Start of MATERIAL
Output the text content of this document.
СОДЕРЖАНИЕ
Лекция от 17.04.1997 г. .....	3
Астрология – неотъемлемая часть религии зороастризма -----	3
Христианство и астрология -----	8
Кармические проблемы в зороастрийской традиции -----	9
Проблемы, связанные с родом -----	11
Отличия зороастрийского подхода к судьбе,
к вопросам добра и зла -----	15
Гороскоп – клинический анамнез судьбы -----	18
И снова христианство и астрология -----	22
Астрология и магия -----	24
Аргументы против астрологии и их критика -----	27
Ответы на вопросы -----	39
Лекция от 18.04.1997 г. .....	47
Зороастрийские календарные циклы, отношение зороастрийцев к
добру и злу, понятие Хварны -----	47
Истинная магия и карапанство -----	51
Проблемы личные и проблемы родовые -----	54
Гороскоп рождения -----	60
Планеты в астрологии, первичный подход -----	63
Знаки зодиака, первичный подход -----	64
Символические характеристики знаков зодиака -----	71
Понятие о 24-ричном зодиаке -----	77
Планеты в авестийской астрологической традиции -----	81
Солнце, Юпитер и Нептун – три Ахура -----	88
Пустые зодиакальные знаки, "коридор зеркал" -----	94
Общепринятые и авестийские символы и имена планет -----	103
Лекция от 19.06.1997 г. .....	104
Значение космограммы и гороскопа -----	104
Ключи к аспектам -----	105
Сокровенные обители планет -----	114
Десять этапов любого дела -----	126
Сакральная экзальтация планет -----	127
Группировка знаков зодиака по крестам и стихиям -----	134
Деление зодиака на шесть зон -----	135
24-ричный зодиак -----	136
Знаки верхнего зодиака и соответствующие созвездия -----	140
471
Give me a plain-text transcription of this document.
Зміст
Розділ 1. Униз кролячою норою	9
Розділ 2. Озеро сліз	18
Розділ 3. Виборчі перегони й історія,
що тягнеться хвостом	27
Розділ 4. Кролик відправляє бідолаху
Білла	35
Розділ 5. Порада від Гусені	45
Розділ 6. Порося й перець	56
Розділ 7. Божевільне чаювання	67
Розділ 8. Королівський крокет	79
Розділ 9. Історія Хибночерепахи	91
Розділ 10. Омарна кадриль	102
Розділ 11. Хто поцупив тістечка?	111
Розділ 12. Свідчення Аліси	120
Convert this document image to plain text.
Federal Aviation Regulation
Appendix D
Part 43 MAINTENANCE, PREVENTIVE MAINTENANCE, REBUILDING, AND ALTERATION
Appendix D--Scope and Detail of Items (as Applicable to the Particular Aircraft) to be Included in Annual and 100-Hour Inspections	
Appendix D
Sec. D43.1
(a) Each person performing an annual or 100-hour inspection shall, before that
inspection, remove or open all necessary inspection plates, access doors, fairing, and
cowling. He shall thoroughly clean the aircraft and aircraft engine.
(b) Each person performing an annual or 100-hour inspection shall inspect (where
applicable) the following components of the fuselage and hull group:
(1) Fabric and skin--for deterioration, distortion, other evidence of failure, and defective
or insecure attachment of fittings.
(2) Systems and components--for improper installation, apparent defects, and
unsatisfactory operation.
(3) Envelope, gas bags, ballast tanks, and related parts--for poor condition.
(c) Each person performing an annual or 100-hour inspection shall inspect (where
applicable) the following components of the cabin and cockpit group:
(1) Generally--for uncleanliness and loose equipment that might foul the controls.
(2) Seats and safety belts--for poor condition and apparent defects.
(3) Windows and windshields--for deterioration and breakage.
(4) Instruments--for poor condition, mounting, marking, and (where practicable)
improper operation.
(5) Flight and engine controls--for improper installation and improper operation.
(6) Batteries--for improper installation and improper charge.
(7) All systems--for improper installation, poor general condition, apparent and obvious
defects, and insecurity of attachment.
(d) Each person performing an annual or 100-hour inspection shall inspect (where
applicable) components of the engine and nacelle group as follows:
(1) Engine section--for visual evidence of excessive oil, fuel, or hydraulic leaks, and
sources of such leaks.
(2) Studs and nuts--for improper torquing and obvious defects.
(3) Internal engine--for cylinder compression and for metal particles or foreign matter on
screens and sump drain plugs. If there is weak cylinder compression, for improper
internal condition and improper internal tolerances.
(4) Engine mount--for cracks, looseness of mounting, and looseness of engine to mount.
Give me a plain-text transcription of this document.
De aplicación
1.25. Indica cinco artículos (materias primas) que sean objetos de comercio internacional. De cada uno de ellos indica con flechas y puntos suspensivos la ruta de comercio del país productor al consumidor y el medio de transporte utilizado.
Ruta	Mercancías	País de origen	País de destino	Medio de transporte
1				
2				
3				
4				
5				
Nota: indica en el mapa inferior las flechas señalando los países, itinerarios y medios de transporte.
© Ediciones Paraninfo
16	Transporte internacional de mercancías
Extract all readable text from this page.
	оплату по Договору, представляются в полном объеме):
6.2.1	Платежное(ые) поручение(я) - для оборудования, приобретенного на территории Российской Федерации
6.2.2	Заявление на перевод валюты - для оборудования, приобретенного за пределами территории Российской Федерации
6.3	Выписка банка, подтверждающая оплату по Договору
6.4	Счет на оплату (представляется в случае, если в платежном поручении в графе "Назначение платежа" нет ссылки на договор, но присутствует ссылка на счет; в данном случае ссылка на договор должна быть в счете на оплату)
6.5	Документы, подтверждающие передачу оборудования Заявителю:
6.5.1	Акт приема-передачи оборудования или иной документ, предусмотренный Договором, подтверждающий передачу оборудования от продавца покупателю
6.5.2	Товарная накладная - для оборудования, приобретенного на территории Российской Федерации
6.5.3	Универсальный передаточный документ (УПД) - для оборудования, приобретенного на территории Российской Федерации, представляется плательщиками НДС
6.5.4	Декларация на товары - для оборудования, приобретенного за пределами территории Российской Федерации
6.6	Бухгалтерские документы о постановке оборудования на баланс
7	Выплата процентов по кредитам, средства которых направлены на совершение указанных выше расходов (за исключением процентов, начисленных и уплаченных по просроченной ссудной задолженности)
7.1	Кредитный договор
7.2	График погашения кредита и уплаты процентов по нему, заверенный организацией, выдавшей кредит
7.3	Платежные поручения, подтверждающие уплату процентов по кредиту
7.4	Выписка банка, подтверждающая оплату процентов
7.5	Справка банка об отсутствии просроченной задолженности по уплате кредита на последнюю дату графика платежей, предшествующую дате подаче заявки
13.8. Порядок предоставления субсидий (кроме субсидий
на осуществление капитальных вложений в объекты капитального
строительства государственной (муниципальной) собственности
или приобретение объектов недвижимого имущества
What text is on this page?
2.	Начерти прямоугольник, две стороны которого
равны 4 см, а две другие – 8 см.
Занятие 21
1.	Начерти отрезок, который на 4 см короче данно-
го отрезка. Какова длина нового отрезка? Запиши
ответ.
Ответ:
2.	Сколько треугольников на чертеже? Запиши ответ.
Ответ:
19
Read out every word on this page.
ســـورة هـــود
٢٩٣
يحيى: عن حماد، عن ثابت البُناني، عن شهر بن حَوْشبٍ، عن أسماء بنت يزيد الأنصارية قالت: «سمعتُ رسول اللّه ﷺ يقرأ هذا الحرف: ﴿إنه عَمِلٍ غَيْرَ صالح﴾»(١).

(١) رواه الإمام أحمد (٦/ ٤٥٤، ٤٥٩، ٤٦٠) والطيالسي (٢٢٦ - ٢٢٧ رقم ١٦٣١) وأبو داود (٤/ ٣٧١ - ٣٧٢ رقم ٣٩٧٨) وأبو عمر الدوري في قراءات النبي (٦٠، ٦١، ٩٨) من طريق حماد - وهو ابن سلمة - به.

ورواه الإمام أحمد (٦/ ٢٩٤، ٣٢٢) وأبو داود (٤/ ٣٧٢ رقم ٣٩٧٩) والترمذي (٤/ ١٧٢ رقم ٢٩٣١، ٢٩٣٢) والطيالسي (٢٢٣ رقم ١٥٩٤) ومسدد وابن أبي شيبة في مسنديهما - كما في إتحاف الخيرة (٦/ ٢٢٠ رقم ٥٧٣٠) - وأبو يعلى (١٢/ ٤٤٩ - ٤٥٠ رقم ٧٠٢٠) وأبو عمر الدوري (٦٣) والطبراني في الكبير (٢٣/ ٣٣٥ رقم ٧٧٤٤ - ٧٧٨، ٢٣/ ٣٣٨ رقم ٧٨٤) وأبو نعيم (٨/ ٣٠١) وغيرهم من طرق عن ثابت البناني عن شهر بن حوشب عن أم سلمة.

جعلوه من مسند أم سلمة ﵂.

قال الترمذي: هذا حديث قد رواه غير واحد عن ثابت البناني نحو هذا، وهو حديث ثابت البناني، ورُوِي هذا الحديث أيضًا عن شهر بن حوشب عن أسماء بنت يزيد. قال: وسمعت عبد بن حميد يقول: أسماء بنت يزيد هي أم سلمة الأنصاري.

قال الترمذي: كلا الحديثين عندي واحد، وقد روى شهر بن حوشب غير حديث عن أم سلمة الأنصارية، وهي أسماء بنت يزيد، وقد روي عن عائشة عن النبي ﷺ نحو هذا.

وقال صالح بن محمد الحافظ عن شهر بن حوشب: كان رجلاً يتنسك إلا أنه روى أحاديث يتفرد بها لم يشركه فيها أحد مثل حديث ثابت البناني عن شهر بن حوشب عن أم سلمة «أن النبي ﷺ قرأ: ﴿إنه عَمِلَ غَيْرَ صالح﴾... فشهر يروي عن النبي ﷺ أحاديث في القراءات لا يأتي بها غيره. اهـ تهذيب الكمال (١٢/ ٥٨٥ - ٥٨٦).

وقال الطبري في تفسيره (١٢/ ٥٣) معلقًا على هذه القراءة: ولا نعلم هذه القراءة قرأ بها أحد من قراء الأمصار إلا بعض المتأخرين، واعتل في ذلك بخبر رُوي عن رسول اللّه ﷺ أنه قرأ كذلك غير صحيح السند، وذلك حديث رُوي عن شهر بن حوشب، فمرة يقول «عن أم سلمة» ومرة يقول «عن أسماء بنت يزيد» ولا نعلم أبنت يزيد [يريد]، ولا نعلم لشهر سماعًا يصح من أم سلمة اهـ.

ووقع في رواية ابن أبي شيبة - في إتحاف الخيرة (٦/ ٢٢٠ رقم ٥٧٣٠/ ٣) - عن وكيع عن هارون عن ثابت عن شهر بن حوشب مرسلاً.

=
End of MATERIAL
* THE TASK
Return every line containing "первичный".

* FINAL RESULT
Планеты в астрологии, первичный подход -----	63
Знаки зодиака, первичный подход -----	64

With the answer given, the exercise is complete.